Exercise details.
Render the lines from the first one through the line containing "x-tick-label: 2021 (396, 411, 408, 417)", both included, as a numbered list, omitting any blank lines and no others.

==== Input records ====

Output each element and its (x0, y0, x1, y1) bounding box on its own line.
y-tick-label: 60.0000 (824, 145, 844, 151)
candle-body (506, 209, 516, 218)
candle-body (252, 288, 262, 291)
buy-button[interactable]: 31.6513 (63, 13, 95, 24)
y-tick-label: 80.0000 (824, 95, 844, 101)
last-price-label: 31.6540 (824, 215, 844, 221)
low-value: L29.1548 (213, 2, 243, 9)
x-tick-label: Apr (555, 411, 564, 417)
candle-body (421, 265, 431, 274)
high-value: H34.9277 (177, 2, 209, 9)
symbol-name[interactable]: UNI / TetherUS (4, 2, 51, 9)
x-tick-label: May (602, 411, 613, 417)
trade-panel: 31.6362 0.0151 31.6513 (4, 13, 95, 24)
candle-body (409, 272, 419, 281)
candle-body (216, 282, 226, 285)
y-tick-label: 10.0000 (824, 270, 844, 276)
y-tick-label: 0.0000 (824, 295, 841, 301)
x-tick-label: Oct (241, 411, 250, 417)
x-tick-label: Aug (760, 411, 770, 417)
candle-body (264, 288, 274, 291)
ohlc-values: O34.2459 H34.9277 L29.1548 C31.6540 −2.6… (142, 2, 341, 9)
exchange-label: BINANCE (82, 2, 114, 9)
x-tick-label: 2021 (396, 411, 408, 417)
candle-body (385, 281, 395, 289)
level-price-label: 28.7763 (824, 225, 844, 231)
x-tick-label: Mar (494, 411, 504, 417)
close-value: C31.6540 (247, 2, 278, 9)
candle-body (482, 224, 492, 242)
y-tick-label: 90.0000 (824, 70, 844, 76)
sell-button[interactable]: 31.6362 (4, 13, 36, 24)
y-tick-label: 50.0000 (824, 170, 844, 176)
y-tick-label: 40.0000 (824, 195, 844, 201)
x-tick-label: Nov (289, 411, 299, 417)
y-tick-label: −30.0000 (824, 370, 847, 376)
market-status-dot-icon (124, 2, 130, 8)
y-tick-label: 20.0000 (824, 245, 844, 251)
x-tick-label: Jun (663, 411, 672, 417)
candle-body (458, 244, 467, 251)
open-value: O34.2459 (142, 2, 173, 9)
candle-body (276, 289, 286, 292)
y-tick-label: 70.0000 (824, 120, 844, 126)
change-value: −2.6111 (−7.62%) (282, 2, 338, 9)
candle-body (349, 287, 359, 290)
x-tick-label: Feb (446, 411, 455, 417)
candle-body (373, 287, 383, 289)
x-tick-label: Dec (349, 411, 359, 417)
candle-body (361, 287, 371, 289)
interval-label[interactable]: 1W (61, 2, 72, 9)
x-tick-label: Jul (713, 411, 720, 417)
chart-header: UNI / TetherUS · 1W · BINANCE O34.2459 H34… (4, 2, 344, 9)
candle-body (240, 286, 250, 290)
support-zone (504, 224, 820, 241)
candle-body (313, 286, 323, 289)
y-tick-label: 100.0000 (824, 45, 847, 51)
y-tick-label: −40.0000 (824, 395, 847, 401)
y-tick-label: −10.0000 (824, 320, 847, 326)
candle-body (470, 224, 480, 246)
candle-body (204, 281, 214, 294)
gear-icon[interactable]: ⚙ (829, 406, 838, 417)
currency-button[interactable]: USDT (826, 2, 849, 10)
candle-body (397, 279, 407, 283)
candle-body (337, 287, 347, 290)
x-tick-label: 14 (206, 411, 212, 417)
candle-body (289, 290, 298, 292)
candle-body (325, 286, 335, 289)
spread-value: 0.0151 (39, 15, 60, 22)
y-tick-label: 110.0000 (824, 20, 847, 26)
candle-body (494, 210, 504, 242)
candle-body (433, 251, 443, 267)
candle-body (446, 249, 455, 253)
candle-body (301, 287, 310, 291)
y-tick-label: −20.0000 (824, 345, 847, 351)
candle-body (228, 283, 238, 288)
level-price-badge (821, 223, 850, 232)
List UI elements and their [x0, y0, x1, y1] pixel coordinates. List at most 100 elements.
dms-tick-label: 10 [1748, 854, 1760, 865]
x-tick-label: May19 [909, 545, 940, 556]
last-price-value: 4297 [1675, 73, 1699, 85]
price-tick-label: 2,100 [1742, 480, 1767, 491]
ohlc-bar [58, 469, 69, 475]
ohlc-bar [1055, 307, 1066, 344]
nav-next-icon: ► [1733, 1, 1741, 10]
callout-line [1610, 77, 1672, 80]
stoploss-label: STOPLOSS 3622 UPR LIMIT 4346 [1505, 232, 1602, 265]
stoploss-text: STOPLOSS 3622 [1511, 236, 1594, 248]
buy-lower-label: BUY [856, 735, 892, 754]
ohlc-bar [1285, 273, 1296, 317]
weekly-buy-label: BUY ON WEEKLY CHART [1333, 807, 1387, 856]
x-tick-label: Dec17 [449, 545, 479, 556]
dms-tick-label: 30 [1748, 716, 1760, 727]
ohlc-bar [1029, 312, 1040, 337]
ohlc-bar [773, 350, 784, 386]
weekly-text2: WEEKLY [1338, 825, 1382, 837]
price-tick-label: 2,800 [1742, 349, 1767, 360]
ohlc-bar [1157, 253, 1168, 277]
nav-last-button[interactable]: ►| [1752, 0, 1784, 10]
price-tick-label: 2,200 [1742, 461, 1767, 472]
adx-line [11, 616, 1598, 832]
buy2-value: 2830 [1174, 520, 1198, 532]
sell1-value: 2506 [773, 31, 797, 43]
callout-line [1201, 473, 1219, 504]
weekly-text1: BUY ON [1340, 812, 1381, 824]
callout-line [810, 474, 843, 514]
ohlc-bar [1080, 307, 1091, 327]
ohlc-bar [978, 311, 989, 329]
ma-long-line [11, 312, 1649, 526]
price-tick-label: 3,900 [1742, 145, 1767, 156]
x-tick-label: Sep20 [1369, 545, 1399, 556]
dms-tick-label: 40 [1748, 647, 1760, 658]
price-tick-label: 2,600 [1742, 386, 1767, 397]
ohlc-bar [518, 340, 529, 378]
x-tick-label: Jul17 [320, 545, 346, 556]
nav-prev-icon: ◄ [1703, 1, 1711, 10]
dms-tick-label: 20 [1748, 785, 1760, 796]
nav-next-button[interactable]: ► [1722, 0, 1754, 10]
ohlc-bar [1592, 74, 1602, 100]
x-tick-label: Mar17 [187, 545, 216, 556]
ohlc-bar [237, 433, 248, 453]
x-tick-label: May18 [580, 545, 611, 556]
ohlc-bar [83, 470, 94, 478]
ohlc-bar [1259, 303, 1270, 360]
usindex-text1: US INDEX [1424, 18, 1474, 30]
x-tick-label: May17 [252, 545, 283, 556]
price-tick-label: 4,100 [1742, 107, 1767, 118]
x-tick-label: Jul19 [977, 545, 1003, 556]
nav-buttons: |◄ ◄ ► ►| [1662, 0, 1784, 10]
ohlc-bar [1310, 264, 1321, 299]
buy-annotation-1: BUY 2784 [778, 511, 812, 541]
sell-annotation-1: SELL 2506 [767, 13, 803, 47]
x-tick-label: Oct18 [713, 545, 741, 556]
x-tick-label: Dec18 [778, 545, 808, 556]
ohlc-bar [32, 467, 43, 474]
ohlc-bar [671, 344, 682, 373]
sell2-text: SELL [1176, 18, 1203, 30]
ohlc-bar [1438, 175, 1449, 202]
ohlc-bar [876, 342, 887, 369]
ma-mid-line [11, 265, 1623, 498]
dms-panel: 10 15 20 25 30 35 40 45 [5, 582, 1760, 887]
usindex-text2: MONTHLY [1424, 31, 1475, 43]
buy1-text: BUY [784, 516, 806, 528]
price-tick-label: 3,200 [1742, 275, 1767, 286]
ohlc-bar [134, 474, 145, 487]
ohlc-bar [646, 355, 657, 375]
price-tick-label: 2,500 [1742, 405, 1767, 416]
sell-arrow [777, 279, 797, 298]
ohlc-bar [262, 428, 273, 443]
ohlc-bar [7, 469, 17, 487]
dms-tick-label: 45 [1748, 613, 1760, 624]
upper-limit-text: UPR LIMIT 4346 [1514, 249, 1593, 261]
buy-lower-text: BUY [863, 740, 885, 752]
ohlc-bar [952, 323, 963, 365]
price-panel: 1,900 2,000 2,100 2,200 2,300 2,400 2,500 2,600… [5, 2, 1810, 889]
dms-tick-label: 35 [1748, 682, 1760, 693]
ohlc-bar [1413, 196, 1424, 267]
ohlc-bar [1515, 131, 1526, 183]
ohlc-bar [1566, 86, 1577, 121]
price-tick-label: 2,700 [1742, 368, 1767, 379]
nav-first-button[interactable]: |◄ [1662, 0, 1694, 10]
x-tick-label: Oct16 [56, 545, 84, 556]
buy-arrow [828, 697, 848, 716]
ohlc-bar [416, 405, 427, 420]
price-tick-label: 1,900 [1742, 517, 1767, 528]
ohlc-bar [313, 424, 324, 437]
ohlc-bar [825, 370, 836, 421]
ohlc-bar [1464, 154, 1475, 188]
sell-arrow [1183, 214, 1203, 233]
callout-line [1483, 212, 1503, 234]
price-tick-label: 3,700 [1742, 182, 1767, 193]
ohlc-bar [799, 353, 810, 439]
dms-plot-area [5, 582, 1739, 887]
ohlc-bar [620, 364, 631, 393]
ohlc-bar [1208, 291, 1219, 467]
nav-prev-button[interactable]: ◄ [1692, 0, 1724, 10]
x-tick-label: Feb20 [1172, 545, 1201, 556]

====

Correct output.
1. Output each element and its (x0, y0, x1, y1) bounding box on its own line.
2. y-tick-label: 60.0000 (824, 145, 844, 151)
3. candle-body (506, 209, 516, 218)
4. candle-body (252, 288, 262, 291)
5. buy-button[interactable]: 31.6513 (63, 13, 95, 24)
6. y-tick-label: 80.0000 (824, 95, 844, 101)
7. last-price-label: 31.6540 (824, 215, 844, 221)
8. low-value: L29.1548 (213, 2, 243, 9)
9. x-tick-label: Apr (555, 411, 564, 417)
10. candle-body (421, 265, 431, 274)
11. high-value: H34.9277 (177, 2, 209, 9)
12. symbol-name[interactable]: UNI / TetherUS (4, 2, 51, 9)
13. x-tick-label: May (602, 411, 613, 417)
14. trade-panel: 31.6362 0.0151 31.6513 (4, 13, 95, 24)
15. candle-body (409, 272, 419, 281)
16. candle-body (216, 282, 226, 285)
17. y-tick-label: 10.0000 (824, 270, 844, 276)
18. y-tick-label: 0.0000 (824, 295, 841, 301)
19. x-tick-label: Oct (241, 411, 250, 417)
20. x-tick-label: Aug (760, 411, 770, 417)
21. candle-body (264, 288, 274, 291)
22. ohlc-values: O34.2459 H34.9277 L29.1548 C31.6540 −2.6… (142, 2, 341, 9)
23. exchange-label: BINANCE (82, 2, 114, 9)
24. x-tick-label: 2021 (396, 411, 408, 417)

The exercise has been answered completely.